Problem requirements: Pick out every line with the word "name" and copy it.

Extracted entries:
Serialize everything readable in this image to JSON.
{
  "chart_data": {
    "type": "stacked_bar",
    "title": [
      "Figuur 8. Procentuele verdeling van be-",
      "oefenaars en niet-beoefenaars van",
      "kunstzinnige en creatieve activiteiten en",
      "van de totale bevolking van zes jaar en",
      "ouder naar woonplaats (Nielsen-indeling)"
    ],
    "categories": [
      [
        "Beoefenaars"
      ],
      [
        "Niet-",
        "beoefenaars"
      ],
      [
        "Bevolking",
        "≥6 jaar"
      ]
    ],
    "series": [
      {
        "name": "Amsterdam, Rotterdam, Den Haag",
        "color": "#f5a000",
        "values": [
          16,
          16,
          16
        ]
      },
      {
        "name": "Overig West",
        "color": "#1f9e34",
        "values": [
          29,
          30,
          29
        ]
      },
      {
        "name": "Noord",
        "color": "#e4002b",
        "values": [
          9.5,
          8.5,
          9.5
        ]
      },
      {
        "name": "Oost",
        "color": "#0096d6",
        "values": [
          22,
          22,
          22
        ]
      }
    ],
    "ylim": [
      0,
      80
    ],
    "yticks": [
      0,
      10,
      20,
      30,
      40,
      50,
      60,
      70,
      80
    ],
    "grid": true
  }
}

Full solution:
        "name": "Amsterdam, Rotterdam, Den Haag",
        "name": "Overig West",
        "name": "Noord",
        "name": "Oost",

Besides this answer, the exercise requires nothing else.